• _Requirements_
Locate every line that holds the string "коммуникационных" and copy it.

• _Provided entries_
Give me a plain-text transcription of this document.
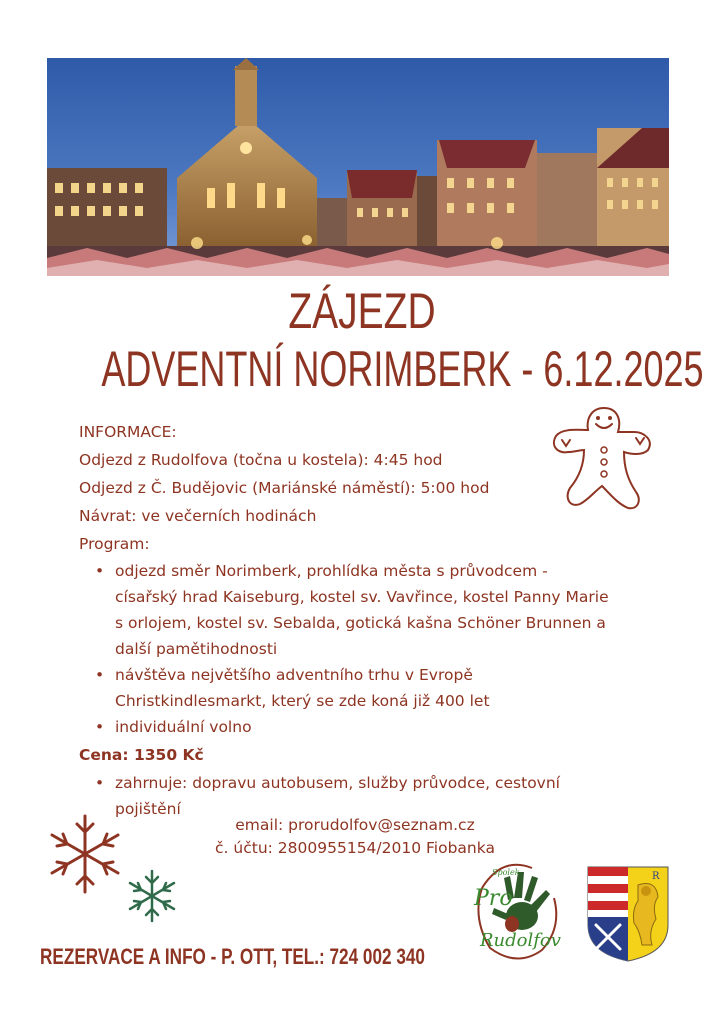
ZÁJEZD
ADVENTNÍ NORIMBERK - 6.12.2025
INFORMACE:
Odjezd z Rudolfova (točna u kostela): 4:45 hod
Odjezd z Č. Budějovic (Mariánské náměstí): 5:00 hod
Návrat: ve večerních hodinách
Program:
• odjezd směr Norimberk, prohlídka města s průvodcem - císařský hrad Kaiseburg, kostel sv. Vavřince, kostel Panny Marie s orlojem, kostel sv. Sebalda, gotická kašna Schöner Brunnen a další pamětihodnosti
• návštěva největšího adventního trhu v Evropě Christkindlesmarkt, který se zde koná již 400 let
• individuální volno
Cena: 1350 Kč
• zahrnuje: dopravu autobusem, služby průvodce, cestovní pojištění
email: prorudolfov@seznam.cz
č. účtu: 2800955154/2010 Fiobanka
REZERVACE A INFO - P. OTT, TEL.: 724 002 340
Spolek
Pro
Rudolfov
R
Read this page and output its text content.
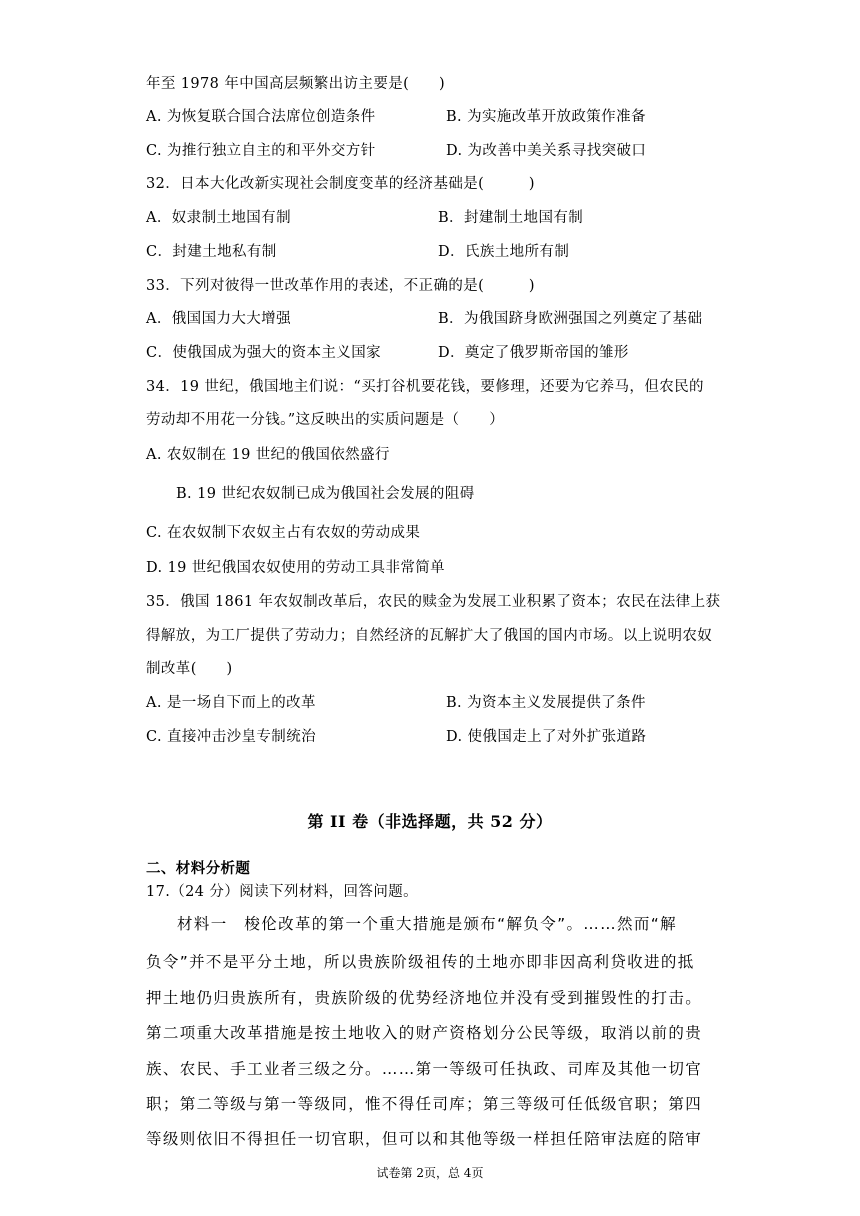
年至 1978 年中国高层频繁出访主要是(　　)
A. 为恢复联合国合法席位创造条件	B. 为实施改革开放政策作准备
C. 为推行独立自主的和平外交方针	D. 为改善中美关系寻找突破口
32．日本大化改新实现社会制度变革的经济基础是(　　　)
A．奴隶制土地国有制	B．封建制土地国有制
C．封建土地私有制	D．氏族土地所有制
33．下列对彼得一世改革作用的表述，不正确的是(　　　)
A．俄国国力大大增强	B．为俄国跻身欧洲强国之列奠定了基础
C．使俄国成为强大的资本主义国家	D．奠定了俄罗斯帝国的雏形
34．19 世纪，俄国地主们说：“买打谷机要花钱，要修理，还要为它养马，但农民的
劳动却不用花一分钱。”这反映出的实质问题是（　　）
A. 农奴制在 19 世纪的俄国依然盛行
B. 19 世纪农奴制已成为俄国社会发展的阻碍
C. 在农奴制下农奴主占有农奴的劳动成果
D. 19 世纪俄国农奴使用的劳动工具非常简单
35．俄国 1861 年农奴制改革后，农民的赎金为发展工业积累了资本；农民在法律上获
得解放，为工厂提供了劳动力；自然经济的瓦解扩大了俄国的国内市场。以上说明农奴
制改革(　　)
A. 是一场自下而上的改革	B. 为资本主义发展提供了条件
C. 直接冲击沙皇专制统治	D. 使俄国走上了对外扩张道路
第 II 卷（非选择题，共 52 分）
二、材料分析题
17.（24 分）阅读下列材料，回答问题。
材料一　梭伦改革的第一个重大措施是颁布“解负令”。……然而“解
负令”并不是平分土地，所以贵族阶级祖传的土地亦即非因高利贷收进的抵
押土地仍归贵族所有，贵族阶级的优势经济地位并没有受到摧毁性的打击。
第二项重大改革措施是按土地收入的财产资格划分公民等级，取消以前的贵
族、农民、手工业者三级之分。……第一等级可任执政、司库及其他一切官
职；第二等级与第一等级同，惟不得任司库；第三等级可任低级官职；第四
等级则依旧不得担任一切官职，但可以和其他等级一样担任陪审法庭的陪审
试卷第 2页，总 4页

--

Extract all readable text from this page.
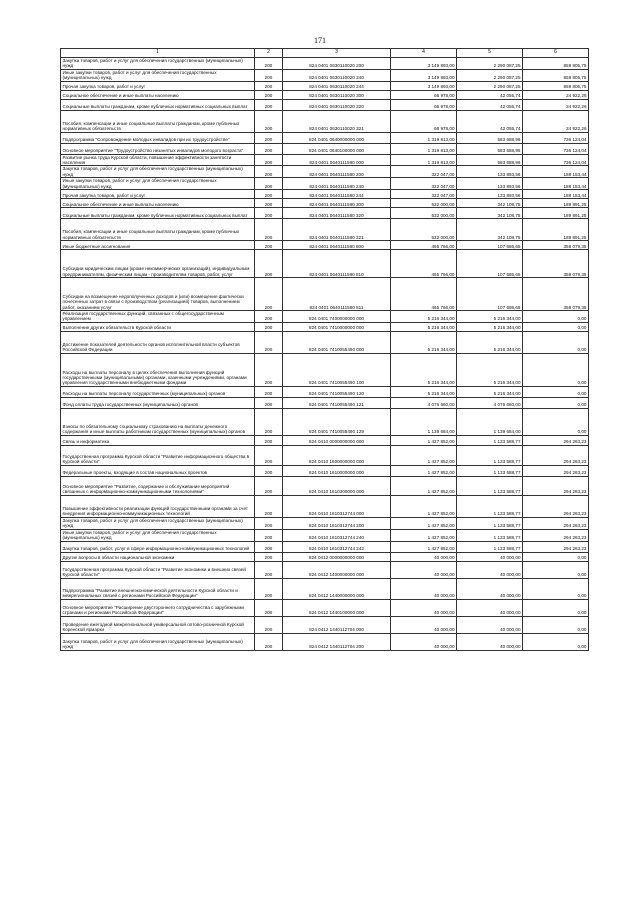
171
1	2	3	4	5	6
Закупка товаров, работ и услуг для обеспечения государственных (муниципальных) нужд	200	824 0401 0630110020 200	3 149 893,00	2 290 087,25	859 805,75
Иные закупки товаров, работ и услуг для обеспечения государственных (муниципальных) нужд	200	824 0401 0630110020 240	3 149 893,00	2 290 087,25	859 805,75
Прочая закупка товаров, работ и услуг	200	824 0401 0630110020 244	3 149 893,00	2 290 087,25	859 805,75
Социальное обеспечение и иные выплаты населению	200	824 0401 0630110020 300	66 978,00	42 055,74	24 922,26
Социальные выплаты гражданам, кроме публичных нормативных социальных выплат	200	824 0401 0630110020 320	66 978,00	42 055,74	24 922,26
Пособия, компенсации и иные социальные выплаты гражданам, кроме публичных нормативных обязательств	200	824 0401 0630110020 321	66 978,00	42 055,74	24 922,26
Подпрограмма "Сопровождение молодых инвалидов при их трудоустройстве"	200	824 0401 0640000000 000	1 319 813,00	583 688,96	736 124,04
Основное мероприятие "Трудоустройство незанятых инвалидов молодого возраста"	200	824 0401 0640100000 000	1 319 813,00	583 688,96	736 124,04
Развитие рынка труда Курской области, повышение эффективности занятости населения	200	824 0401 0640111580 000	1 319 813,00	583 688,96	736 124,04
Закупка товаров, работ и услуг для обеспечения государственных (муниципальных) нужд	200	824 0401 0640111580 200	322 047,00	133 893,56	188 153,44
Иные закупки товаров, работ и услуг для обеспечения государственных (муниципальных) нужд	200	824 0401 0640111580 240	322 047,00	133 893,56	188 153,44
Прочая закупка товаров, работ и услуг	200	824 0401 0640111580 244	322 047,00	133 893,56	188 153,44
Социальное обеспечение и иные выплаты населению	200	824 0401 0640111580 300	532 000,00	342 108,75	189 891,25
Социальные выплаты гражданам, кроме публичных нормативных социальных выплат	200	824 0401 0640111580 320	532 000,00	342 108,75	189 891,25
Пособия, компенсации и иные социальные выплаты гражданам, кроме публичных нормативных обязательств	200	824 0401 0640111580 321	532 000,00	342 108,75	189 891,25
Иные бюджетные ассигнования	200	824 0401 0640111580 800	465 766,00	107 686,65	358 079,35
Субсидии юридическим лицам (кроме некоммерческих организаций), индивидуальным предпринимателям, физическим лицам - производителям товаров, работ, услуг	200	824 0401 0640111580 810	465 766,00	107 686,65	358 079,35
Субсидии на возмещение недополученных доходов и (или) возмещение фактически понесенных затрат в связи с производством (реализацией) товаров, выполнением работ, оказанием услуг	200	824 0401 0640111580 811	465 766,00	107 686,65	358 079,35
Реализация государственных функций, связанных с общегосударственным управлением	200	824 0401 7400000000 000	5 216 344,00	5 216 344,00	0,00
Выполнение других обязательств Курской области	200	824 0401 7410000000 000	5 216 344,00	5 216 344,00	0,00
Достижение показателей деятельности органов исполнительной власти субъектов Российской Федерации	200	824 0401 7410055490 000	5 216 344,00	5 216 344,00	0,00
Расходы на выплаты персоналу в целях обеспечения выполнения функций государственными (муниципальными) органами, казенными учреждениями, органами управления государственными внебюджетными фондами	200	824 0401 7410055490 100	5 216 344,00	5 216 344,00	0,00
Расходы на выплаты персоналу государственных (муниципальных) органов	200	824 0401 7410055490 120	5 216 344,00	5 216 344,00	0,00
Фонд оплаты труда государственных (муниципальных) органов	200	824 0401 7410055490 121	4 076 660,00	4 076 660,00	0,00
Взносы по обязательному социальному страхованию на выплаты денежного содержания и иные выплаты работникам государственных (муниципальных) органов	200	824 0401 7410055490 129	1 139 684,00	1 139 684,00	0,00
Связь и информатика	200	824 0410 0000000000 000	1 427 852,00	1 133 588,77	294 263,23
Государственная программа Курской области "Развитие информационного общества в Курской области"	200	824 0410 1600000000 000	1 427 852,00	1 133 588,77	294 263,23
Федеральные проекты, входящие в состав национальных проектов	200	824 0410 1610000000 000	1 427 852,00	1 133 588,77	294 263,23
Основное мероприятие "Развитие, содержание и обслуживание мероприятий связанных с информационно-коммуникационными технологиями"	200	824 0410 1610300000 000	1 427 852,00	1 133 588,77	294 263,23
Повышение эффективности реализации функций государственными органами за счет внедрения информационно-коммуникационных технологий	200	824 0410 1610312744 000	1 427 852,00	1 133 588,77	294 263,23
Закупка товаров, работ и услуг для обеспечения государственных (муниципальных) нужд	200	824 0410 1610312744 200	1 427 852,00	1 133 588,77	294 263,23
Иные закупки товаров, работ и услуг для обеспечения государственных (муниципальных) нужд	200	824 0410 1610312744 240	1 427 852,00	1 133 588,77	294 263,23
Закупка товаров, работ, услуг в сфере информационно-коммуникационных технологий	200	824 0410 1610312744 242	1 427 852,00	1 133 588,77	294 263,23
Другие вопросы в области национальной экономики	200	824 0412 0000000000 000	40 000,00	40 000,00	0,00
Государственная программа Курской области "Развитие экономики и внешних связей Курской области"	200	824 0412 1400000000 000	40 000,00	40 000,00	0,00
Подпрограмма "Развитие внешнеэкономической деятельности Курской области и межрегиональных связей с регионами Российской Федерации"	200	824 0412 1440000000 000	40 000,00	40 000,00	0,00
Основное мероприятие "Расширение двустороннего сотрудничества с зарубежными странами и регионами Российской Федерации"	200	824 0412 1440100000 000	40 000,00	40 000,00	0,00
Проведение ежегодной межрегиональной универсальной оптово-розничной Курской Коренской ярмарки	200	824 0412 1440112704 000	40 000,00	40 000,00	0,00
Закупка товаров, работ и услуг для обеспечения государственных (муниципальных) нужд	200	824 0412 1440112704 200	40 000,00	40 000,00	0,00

• _Solution for this task_
Повышение эффективности реализации функций государственными органами за счет внедрения информационно-коммуникационных технологий	200	824 0410 1610312744 000	1 427 852,00	1 133 588,77	294 263,23
Закупка товаров, работ, услуг в сфере информационно-коммуникационных технологий	200	824 0410 1610312744 242	1 427 852,00	1 133 588,77	294 263,23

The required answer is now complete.